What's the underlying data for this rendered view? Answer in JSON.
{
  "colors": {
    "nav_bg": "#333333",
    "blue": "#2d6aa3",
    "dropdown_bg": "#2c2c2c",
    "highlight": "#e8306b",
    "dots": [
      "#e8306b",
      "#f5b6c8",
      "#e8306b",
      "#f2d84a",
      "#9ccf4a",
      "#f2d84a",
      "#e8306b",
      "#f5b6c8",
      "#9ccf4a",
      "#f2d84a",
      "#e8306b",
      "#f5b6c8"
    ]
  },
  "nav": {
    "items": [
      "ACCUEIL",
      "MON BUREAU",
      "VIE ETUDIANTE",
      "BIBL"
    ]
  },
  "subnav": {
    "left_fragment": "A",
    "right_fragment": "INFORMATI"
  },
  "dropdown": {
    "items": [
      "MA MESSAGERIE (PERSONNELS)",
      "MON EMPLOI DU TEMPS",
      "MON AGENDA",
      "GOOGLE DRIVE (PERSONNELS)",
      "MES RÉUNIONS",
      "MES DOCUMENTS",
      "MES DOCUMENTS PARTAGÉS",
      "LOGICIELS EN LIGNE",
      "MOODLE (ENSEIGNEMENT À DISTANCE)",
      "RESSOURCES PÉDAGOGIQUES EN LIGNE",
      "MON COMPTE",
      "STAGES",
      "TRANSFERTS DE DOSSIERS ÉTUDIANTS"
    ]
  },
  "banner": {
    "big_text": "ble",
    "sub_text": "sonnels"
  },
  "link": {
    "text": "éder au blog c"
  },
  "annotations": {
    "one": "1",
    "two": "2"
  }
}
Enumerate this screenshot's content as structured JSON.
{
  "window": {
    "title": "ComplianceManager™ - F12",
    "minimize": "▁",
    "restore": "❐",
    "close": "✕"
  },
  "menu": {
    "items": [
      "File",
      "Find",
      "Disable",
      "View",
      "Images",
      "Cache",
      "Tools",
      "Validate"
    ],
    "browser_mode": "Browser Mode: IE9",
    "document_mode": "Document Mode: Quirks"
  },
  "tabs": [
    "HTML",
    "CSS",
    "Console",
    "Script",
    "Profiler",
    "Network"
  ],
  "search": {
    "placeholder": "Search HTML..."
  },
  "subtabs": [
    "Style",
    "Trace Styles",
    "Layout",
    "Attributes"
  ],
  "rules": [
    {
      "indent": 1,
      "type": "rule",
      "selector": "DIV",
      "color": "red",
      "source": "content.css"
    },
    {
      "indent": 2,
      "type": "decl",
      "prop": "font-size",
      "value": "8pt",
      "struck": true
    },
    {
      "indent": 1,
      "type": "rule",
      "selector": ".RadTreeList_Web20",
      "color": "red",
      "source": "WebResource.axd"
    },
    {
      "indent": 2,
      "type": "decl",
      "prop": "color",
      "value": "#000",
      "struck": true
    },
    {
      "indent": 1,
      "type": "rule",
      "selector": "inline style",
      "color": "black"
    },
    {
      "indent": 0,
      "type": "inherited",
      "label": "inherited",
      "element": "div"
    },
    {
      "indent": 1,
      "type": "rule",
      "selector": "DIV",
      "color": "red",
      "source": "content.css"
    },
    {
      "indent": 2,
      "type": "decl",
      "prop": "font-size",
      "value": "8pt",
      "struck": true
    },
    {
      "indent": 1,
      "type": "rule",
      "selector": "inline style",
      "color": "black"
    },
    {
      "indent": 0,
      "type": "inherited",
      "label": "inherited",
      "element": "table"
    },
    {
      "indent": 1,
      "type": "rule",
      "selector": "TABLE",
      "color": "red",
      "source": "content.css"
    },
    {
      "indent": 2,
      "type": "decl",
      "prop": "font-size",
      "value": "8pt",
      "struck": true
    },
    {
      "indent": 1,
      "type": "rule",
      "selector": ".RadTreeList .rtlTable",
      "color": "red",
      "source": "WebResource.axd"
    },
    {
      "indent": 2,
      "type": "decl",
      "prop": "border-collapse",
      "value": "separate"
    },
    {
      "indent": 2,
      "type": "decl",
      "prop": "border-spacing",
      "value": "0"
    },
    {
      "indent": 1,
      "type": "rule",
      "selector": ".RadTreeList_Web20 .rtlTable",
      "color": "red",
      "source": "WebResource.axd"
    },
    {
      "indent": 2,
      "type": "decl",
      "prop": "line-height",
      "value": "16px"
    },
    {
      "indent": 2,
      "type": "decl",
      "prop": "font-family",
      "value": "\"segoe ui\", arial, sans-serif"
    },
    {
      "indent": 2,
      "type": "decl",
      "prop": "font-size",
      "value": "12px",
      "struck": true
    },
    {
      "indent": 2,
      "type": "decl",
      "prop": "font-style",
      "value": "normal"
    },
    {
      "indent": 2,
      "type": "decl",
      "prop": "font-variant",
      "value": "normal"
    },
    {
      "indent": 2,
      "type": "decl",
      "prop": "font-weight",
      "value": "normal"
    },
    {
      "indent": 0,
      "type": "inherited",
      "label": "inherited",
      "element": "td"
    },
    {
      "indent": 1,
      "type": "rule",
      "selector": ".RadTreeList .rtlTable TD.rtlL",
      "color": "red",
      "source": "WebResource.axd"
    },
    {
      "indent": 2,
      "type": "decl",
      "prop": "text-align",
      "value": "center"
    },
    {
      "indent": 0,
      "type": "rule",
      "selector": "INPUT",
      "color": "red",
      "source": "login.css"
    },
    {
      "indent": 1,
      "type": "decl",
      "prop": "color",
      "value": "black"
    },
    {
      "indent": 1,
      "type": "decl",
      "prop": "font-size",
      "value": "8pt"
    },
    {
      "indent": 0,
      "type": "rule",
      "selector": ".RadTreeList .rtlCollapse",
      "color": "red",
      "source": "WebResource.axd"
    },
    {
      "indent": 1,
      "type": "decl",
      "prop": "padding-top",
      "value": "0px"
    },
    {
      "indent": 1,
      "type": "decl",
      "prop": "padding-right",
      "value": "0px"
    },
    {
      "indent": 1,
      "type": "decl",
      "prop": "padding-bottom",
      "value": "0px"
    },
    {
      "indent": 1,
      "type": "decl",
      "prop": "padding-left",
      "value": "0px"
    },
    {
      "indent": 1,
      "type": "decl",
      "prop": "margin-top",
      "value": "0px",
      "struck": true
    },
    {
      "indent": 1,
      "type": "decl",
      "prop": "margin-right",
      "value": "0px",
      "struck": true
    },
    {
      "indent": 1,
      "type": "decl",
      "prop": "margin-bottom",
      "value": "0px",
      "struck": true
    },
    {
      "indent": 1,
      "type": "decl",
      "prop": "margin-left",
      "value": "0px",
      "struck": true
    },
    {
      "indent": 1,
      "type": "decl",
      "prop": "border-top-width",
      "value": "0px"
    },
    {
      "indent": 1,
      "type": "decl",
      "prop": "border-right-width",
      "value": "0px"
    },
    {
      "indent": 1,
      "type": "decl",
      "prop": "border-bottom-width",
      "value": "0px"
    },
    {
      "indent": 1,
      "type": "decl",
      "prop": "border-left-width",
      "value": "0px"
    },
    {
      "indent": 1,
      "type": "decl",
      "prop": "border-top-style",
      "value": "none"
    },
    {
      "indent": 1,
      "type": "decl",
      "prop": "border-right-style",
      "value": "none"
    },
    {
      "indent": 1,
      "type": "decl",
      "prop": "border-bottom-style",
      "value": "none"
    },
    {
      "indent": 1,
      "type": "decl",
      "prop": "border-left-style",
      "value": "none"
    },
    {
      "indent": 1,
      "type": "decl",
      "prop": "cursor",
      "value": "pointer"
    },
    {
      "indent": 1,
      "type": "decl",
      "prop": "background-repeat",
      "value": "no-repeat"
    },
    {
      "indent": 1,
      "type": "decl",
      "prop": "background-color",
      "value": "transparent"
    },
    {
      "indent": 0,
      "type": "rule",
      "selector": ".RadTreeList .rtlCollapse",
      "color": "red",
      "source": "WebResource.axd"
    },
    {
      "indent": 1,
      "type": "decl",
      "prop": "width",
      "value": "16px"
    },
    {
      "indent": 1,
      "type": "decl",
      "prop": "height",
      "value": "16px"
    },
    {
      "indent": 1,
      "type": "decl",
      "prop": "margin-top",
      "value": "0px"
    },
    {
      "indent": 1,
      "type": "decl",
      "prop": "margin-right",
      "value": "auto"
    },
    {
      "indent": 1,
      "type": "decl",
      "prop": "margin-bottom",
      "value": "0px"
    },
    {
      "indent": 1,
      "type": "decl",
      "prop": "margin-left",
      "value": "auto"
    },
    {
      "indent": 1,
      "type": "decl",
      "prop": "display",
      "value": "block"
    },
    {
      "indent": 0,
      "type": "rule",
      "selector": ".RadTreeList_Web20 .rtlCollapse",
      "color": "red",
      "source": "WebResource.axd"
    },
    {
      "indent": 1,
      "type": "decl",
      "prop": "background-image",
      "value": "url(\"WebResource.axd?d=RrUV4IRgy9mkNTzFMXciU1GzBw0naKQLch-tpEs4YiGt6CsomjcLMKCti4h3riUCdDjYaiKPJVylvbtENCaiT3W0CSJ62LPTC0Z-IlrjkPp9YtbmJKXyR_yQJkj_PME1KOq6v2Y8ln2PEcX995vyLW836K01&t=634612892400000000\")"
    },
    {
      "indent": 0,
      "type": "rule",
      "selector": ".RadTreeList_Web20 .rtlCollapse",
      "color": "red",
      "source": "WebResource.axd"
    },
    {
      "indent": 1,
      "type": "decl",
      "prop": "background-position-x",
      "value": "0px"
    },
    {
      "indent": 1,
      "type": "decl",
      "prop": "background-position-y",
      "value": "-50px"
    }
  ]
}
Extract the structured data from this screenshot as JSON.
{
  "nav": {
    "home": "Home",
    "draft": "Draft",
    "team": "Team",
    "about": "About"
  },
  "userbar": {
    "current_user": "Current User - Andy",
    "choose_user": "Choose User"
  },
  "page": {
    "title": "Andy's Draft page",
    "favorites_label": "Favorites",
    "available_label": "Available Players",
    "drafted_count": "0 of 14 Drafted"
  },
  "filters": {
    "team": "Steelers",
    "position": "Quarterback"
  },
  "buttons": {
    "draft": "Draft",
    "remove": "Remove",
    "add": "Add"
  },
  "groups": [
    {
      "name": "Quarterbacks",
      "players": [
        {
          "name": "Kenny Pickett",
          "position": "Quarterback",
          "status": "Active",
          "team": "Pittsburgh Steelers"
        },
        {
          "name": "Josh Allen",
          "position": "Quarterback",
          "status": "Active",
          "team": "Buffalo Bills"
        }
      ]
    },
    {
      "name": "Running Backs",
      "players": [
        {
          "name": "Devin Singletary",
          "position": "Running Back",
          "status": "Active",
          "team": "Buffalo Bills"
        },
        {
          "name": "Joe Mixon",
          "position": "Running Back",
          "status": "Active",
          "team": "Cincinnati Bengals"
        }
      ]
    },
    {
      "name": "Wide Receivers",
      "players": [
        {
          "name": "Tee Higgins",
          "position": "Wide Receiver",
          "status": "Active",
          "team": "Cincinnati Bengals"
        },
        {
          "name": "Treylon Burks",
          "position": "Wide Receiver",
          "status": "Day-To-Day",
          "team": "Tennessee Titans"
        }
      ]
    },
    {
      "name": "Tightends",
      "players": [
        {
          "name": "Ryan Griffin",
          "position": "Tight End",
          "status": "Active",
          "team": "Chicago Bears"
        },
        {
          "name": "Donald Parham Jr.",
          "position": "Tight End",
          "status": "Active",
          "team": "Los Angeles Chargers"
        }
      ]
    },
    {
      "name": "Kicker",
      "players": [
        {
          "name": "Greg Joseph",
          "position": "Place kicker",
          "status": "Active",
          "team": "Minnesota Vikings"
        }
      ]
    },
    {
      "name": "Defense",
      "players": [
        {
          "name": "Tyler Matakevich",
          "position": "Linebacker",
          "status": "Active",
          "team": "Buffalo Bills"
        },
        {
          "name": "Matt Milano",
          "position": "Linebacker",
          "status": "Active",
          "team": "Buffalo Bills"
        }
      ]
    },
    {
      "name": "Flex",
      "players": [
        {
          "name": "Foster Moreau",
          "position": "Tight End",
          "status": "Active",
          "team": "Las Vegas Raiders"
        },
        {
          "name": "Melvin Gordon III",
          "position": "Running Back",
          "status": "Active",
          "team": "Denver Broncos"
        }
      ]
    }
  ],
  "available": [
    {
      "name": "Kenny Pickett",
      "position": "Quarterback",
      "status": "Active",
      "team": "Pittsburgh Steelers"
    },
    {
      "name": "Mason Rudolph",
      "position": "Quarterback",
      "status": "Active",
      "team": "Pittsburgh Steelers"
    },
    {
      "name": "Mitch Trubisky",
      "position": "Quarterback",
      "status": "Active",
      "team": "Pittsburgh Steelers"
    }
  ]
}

### AIM OF THE TASK
Copy each line of the preceding data that contains the string "this".

### REPLY
What's the underlying data for this rendered view? Answer in JSON.
Enumerate this screenshot's content as structured JSON.
Extract the structured data from this screenshot as JSON.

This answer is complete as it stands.